As a college player, Russell had caught the eye of Red Auerbach, the legendary coach of the NBA’s Boston Celtics. Auerbach engineered an elaborate series of trades with other teams to secure Russell’s contract. Russell’s college coach, Phil Woolpert, had sometimes been skeptical of Russell’s novel defensive style, but Auerbach realized that Russell’s powerful defense was just what he needed to turn the Celtics from a good team into a great one.
Before Russell could join the Celtics, he had one more tournament to play as an amateur. He led the United States national basketball team in the 1956 Olympic Games in Melbourne, Australia. Russell was so eager to compete in the Olympics, he later told friends, that if he hadn’t been on the basketball squad, he would have competed in the high jump. Melbourne was another victory for Russell, with the U.S. team defeating the Soviet Union 89 to 55 in the final game.
Bill Russell joined the Celtics with the 1956-57 season already in progress, and soon led the league in average rebounds per game. With Russell on board, the Celtics easily made it to the NBA finals, facing off against the St. Louis Hawks. After six games, the tournament was deadlocked. In the decisive seventh game, Russell made one of the most famous plays in basketball history, the so-called “Coleman Play,” bounding with lightning speed from baseline to midcourt to block a shot by Hawks guard Jack Coleman. Russell’s teammate, Bob Cousy, remembered it as “the greatest physical act I’ve ever seen on a basketball floor.” The Celtics won the game 125 to 123, securing their first NBA Championship.
Expectations were high for Russell’s second season in the NBA. Once again, he led the league in rebounds, and he led the Celtics to the NBA finals for a rematch with the Hawks. In the third game of the series, Russell injured his ankle, removing him from the game, and the Hawks prevailed. It was the only season in which Russell played for Coach Red Auerbach that the Celtics failed to take the national championship. Nevertheless, Russell was named the league’s Most Valuable Player.
By the following autumn, Russell was fully recovered and playing better than ever. For the next seven seasons he never averaged fewer than 23 rebounds per game. The Celtics also broke a league record by winning 52 games in the 1958-59 season. The Celtics easily regained the national title in a decisive rout of the Minneapolis Lakers. Russell’s uncanny ability to anticipate each player’s moves — and even the direction the ball would tip from the rim of the hoop — completely intimidated his opponents.
The 1959-60 season was the first in the most famous rivalry in the history of professional basketball. The Philadelphia Warriors had acquired the seven-foot-plus Wilt Chamberlain, a player who towered over even Bill Russell, and boasted offensive skills as formidable as Russell’s defense. Chamberlain personally outscored Russell by 81 points in the Eastern Division finals, but Russell’s incomparable sense of strategy and teamwork led to a four-to-two series win for the Celtics. The Celtics faced their old rivals the St. Louis Hawks again in the year’s finals, where Russell’s Celtics prevailed in a close-fought seven-game contest. Russell’s awesome rebounding ability came to the fore in this series; only Chamberlain would ever better his performance in that category.

Tasks to perform:
A) Write out the Bill Russell passage from "The 1959-60 season" to "in that category.".
B) Recast the paragraph of the Bill Russell passage that begins "Expectations were high for Russell's second season" as a bulleted list that keeps its main facts.
The lines after the Bill Russell passage are separate material.

Recorded information:
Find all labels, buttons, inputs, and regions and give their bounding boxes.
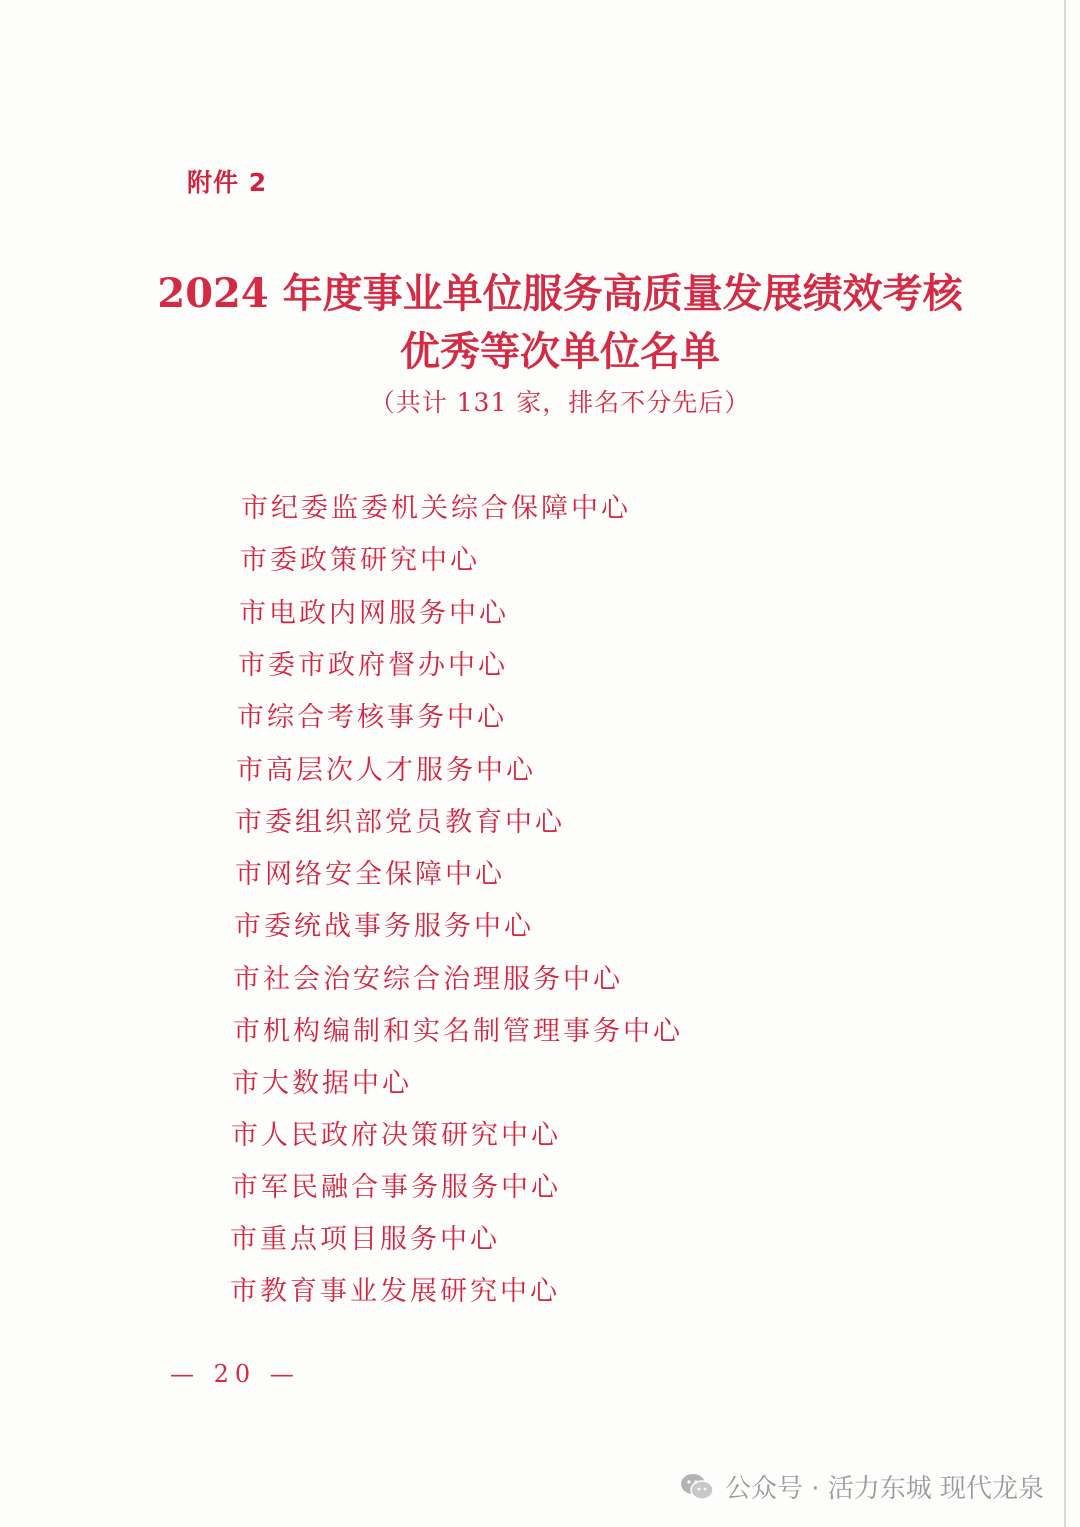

Results of the exercise:
A)
The 1959-60 season was the first in the most famous rivalry in the history of professional basketball. The Philadelphia Warriors had acquired the seven-foot-plus Wilt Chamberlain, a player who towered over even Bill Russell, and boasted offensive skills as formidable as Russell’s defense. Chamberlain personally outscored Russell by 81 points in the Eastern Division finals, but Russell’s incomparable sense of strategy and teamwork led to a four-to-two series win for the Celtics. The Celtics faced their old rivals the St. Louis Hawks again in the year’s finals, where Russell’s Celtics prevailed in a close-fought seven-game contest. Russell’s awesome rebounding ability came to the fore in this series; only Chamberlain would ever better his performance in that category.

B)
- Expectations were high for Russell's second NBA season.
- He again led the league in rebounds.
- He led the Celtics to the NBA finals in a rematch with the Hawks.
- In the third game of the series, he injured his ankle and left the game, and the Hawks prevailed.
- It was the only season with Russell under Coach Red Auerbach that the Celtics failed to take the national championship.
- Russell was still named the league's Most Valuable Player.